## Passage given
################

'I-lock-I-do-I-unlock' vs 'I-unlock-others-lock-others-do-others-unlock-I-lock'
- From: "Daniel Solaz" <dsolaz sistelcom com>
- To: gtk-list redhat com
- Subject: 'I-lock-I-do-I-unlock' vs 'I-unlock-others-lock-others-do-others-unlock-I-lock'
- Date: Sat, 18 Jul 1998 22:33:40 +0200
Well, I've rediscovered and (re-?) read the thread on GTK's
thread-safety that took place in this list from May 8th to 16th...
everything I need is there.
I also took a look at Owen's gtkthreads (thanks Max).
Is all this already done for 1.1? And how, exactly? How was the
problem with idle functions solved?
Anyway, I'll implement this all using Modula-3's native thread API,
mutexes and conditions, and I find myself wondering:
Which is the right locking policy?
1) I-lock-I-do-I-unlock
This is what I found myself doing: explicitly lock whenever there's
need to. Easier for others to acquire the lock, and you know that
you must acquire it before doing any GTK work, but I have to make
sure the thread calling gtk_main_iteration also acquires such lock.
I would like to know if is it ok to have the GTK thread do
lock-while(events_pending)main_iteration-unlock, or performance
will suffer with respect to lock-main-unlock?

################

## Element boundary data

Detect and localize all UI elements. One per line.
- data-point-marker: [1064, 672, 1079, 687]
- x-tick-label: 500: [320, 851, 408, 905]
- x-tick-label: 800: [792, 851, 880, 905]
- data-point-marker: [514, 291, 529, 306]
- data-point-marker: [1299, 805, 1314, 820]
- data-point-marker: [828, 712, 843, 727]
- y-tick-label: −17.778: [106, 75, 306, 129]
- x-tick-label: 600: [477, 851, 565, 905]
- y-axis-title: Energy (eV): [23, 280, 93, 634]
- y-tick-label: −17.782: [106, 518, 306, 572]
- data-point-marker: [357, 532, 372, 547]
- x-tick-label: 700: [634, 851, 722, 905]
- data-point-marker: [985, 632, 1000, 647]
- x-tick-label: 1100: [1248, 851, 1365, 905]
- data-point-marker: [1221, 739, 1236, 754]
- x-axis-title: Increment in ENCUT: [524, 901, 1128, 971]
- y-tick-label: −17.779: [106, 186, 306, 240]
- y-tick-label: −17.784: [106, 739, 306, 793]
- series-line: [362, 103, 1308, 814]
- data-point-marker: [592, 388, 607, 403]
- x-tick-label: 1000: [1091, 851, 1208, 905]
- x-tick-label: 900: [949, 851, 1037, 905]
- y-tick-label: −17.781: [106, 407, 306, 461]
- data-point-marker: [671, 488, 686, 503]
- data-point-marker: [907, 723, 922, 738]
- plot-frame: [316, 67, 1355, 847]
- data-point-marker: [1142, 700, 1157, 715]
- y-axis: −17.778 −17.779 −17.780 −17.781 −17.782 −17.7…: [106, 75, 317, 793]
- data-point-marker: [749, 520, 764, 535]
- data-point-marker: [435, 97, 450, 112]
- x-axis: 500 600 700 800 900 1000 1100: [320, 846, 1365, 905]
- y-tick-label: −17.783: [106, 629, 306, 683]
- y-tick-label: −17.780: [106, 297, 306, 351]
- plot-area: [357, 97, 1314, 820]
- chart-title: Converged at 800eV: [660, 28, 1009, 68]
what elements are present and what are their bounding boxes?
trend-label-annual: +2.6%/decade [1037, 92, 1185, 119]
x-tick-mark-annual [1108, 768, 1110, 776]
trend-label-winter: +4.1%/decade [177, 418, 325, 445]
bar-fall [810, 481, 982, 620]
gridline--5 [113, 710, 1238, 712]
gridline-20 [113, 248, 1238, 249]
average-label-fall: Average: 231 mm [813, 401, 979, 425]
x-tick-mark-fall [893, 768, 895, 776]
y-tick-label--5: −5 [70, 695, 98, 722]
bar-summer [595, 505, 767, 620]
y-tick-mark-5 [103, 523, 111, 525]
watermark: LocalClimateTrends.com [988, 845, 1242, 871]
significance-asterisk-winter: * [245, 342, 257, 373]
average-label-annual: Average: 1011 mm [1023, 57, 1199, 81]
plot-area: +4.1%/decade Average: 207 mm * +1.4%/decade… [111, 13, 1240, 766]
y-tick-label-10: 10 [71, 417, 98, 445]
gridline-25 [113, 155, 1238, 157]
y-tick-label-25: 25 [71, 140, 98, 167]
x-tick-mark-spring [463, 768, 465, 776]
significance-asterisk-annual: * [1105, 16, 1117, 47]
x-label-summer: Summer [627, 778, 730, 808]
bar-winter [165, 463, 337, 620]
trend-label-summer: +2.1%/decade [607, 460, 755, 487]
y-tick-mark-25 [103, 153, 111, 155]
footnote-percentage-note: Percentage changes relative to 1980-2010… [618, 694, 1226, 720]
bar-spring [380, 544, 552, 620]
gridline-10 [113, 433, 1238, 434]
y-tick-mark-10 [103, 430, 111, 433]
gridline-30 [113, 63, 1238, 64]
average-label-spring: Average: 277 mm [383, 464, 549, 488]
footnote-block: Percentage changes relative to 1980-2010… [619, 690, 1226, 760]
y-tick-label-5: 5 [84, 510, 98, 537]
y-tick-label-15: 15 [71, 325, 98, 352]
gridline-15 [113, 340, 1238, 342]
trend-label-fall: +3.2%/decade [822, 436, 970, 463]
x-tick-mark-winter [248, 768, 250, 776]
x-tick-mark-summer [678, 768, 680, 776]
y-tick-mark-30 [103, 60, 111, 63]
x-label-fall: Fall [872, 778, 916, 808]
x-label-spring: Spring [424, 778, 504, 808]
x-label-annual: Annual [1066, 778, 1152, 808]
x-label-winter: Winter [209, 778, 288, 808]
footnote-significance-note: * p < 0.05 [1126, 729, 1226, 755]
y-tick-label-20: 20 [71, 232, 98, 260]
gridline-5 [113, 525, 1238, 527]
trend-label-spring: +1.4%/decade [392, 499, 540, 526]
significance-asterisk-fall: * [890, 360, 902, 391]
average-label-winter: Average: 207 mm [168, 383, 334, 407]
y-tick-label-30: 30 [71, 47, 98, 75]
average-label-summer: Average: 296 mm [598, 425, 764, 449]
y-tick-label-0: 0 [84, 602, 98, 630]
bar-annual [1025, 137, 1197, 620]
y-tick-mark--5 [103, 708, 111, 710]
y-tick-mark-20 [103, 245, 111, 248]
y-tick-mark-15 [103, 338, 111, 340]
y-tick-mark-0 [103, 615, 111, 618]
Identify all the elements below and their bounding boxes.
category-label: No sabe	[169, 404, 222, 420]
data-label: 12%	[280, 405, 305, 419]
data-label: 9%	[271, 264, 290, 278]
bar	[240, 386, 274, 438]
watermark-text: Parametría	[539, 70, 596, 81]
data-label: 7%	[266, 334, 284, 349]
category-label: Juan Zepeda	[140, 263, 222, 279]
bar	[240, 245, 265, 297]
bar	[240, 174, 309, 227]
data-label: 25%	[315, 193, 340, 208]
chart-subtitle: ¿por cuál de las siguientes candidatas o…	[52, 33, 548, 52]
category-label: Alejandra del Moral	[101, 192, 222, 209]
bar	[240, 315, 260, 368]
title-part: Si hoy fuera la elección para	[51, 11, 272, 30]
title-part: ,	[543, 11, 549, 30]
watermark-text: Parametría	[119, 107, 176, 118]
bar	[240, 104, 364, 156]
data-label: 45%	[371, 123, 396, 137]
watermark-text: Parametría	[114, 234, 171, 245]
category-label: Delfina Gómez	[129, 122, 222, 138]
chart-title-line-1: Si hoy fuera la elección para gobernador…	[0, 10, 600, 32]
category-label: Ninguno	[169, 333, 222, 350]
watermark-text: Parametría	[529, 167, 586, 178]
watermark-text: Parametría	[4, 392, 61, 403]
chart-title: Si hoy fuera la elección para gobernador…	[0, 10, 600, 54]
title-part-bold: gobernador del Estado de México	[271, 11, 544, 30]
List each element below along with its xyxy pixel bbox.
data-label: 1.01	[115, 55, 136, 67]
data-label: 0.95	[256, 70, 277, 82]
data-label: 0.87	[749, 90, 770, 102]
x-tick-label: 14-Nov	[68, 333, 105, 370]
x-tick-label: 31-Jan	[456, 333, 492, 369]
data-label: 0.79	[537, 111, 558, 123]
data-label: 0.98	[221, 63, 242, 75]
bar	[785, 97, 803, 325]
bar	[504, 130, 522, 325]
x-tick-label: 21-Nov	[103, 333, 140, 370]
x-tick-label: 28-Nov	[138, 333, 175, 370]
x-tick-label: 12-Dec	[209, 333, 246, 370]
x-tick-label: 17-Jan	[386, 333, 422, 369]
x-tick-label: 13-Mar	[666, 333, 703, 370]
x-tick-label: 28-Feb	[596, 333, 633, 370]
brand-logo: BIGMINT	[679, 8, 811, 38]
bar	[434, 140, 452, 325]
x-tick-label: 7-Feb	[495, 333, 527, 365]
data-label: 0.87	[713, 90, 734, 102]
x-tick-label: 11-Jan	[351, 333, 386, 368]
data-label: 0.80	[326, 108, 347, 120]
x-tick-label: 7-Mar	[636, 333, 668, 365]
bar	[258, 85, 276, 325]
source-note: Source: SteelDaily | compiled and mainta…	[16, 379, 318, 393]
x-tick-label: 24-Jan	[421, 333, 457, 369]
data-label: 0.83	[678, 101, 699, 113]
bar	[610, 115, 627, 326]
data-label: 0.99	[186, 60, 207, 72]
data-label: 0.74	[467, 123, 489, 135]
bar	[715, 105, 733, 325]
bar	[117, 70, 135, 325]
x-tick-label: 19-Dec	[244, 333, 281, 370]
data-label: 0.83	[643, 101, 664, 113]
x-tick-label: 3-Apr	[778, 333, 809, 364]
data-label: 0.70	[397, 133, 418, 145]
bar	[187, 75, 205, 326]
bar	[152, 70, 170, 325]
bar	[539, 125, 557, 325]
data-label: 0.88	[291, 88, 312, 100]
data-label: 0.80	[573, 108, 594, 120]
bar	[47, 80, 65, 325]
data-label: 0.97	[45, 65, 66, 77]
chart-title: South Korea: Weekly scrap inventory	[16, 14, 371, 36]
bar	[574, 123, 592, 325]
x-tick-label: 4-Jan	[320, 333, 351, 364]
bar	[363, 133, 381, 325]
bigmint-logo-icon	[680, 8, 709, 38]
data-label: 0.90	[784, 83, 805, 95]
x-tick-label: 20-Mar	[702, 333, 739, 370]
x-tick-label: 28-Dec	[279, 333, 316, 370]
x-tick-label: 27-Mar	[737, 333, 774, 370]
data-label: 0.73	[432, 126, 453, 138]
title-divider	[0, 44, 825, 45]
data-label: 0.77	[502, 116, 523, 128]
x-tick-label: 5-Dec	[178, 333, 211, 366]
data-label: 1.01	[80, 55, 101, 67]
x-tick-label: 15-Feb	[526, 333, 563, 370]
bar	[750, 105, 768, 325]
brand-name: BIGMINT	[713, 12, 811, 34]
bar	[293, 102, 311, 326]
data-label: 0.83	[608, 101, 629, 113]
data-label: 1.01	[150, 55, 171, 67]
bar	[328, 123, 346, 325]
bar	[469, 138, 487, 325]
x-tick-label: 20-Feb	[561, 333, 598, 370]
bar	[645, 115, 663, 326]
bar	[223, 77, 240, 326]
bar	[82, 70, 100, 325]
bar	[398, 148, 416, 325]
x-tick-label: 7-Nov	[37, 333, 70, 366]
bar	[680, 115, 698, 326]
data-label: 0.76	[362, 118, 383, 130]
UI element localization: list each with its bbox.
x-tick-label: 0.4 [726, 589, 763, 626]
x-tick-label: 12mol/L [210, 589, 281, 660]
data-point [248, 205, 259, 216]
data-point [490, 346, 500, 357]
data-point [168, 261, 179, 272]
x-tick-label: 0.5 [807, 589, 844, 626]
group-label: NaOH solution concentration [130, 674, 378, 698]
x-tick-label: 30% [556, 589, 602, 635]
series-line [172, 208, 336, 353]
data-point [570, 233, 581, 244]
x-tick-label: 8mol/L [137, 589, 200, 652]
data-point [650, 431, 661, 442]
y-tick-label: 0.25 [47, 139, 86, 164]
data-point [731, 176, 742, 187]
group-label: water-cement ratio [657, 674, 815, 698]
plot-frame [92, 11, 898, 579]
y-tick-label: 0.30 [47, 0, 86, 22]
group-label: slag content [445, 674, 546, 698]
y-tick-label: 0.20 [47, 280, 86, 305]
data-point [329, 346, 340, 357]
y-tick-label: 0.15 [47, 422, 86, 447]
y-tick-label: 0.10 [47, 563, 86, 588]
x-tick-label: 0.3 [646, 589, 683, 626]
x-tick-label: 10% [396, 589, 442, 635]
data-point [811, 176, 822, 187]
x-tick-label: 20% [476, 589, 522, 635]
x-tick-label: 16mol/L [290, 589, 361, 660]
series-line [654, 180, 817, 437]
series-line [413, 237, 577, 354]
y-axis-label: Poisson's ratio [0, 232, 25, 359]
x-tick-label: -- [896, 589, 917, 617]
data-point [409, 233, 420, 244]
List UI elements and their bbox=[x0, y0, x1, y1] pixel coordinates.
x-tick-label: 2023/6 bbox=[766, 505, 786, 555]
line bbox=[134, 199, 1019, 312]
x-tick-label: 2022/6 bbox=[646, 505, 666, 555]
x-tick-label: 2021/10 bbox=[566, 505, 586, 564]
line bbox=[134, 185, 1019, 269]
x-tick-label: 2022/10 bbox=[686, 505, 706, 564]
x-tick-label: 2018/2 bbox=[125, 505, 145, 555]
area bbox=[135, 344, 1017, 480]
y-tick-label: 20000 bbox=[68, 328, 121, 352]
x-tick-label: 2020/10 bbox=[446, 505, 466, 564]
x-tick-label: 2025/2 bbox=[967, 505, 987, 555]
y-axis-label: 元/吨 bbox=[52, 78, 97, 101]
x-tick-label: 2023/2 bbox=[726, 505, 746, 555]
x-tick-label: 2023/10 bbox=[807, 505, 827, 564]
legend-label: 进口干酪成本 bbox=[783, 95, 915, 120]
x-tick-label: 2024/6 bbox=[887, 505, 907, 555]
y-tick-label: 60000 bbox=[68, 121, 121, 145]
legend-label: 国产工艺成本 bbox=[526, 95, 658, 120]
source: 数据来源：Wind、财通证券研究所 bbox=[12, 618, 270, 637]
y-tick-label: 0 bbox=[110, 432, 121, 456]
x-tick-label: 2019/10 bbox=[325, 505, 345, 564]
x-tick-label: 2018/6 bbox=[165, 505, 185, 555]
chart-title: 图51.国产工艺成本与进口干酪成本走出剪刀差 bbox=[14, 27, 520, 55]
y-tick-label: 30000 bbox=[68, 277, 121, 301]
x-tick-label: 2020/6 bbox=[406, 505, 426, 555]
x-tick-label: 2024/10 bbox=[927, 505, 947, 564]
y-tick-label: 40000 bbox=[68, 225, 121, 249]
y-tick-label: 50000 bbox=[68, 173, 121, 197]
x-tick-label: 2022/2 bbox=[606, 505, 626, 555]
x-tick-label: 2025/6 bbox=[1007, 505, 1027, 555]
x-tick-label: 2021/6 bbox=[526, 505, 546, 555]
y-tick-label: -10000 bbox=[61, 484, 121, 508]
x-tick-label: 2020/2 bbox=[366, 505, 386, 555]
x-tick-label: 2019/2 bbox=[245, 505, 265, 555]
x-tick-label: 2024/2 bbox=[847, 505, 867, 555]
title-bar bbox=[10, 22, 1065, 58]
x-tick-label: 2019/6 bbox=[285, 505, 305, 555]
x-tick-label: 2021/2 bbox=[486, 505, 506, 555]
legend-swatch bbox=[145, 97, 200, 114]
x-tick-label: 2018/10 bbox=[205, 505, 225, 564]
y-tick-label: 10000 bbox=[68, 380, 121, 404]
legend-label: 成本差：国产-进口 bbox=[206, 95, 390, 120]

################

## What you will do
A: According to the mailing list post, which thread API does the writer plan to use for the implementation?
B: Reproduce everything in the mailing list post from "Anyway, I'll implement" down to "respect to lock-main-unlock?".
This data has no connection to the mailing list post.

## Responses by task
A: Modula-3's native thread API, with its mutexes and conditions.

B:
Anyway, I'll implement this all using Modula-3's native thread API,
mutexes and conditions, and I find myself wondering:
Which is the right locking policy?
1) I-lock-I-do-I-unlock
This is what I found myself doing: explicitly lock whenever there's
need to. Easier for others to acquire the lock, and you know that
you must acquire it before doing any GTK work, but I have to make
sure the thread calling gtk_main_iteration also acquires such lock.
I would like to know if is it ok to have the GTK thread do
lock-while(events_pending)main_iteration-unlock, or performance
will suffer with respect to lock-main-unlock?